▶ [GIVEN EXERCISE] Write out the material again word for word, dropping any images it holds.

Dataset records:
#####
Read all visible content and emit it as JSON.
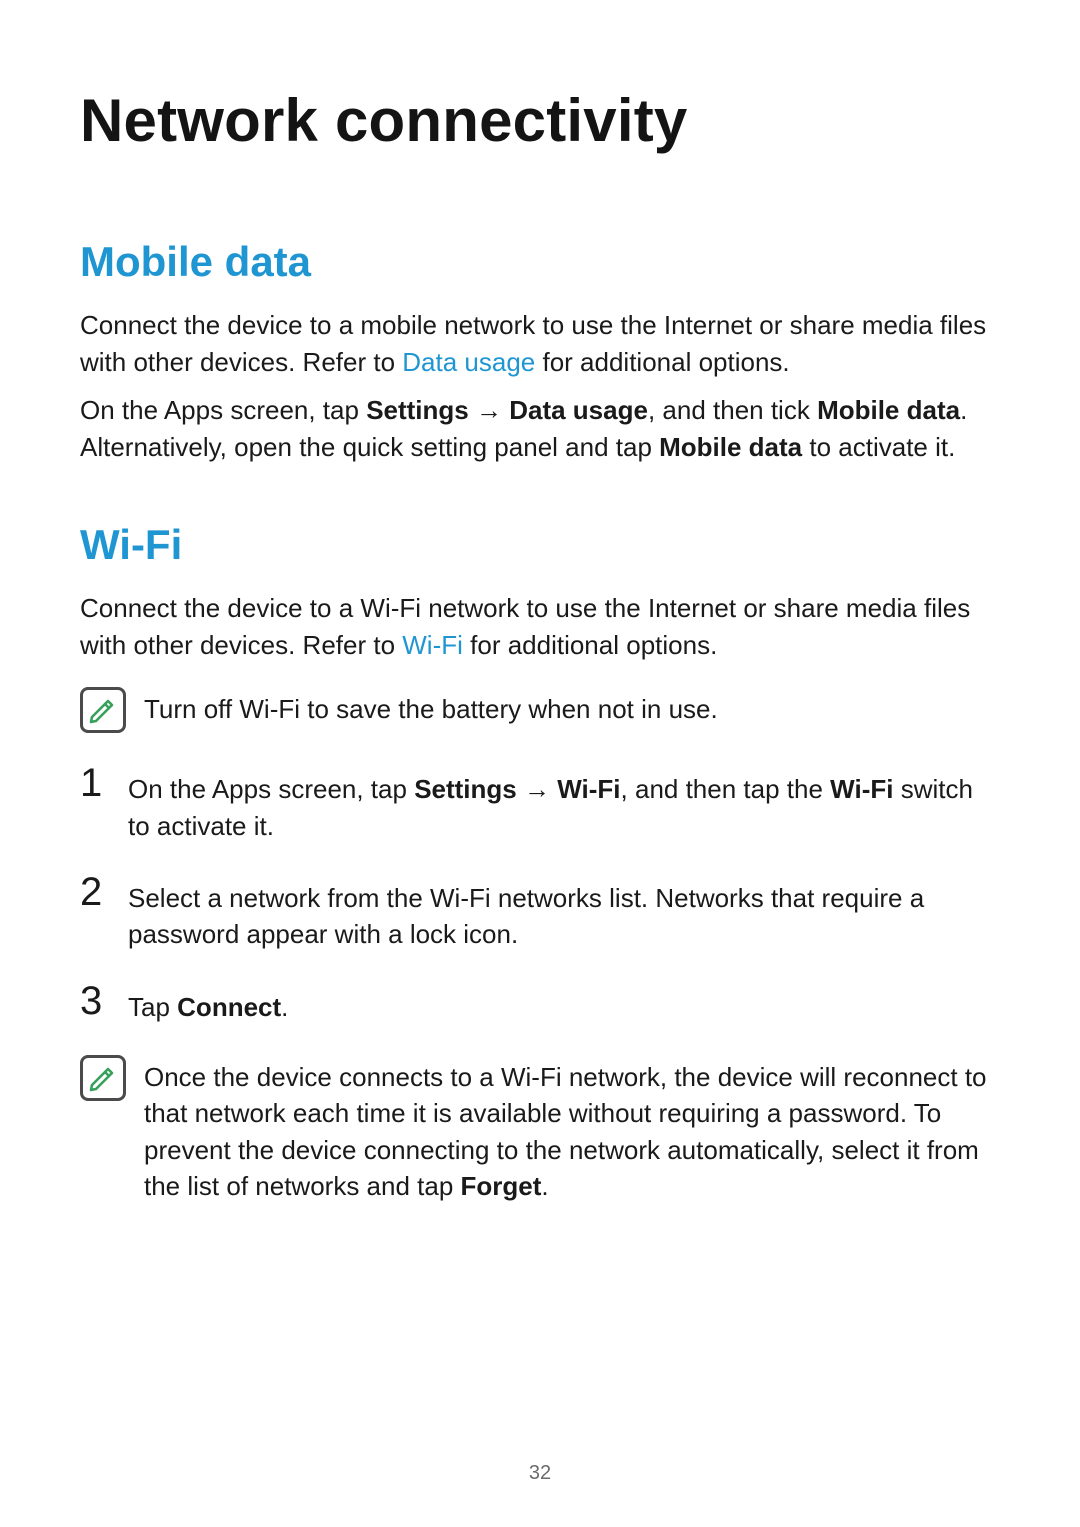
{
  "page": {
    "title": "Network connectivity",
    "number": "32"
  },
  "sections": {
    "mobile_data": {
      "heading": "Mobile data",
      "p1_pre": "Connect the device to a mobile network to use the Internet or share media files with other devices. Refer to ",
      "p1_link": "Data usage",
      "p1_post": " for additional options.",
      "p2_a": "On the Apps screen, tap ",
      "p2_settings": "Settings",
      "p2_arrow": " → ",
      "p2_datausage": "Data usage",
      "p2_b": ", and then tick ",
      "p2_mobiledata": "Mobile data",
      "p2_c": ". Alternatively, open the quick setting panel and tap ",
      "p2_mobiledata2": "Mobile data",
      "p2_d": " to activate it."
    },
    "wifi": {
      "heading": "Wi-Fi",
      "p1_pre": "Connect the device to a Wi-Fi network to use the Internet or share media files with other devices. Refer to ",
      "p1_link": "Wi-Fi",
      "p1_post": " for additional options.",
      "note1": "Turn off Wi-Fi to save the battery when not in use.",
      "steps": {
        "n1": "1",
        "s1_a": "On the Apps screen, tap ",
        "s1_settings": "Settings",
        "s1_arrow": " → ",
        "s1_wifi": "Wi-Fi",
        "s1_b": ", and then tap the ",
        "s1_wifi2": "Wi-Fi",
        "s1_c": " switch to activate it.",
        "n2": "2",
        "s2": "Select a network from the Wi-Fi networks list. Networks that require a password appear with a lock icon.",
        "n3": "3",
        "s3_a": "Tap ",
        "s3_connect": "Connect",
        "s3_b": "."
      },
      "note2_a": "Once the device connects to a Wi-Fi network, the device will reconnect to that network each time it is available without requiring a password. To prevent the device connecting to the network automatically, select it from the list of networks and tap ",
      "note2_forget": "Forget",
      "note2_b": "."
    }
  },
  "icons": {
    "note": "note-icon"
  }
}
#####
▶ [EXERCISE SOLUTION]
Read all visible content and emit it as JSON.
{
  "page": {
    "title": "Network connectivity",
    "number": "32"
  },
  "sections": {
    "mobile_data": {
      "heading": "Mobile data",
      "p1_pre": "Connect the device to a mobile network to use the Internet or share media files with other devices. Refer to ",
      "p1_link": "Data usage",
      "p1_post": " for additional options.",
      "p2_a": "On the Apps screen, tap ",
      "p2_settings": "Settings",
      "p2_arrow": " → ",
      "p2_datausage": "Data usage",
      "p2_b": ", and then tick ",
      "p2_mobiledata": "Mobile data",
      "p2_c": ". Alternatively, open the quick setting panel and tap ",
      "p2_mobiledata2": "Mobile data",
      "p2_d": " to activate it."
    },
    "wifi": {
      "heading": "Wi-Fi",
      "p1_pre": "Connect the device to a Wi-Fi network to use the Internet or share media files with other devices. Refer to ",
      "p1_link": "Wi-Fi",
      "p1_post": " for additional options.",
      "note1": "Turn off Wi-Fi to save the battery when not in use.",
      "steps": {
        "n1": "1",
        "s1_a": "On the Apps screen, tap ",
        "s1_settings": "Settings",
        "s1_arrow": " → ",
        "s1_wifi": "Wi-Fi",
        "s1_b": ", and then tap the ",
        "s1_wifi2": "Wi-Fi",
        "s1_c": " switch to activate it.",
        "n2": "2",
        "s2": "Select a network from the Wi-Fi networks list. Networks that require a password appear with a lock icon.",
        "n3": "3",
        "s3_a": "Tap ",
        "s3_connect": "Connect",
        "s3_b": "."
      },
      "note2_a": "Once the device connects to a Wi-Fi network, the device will reconnect to that network each time it is available without requiring a password. To prevent the device connecting to the network automatically, select it from the list of networks and tap ",
      "note2_forget": "Forget",
      "note2_b": "."
    }
  },
  "icons": {
    "note": "note-icon"
  }
}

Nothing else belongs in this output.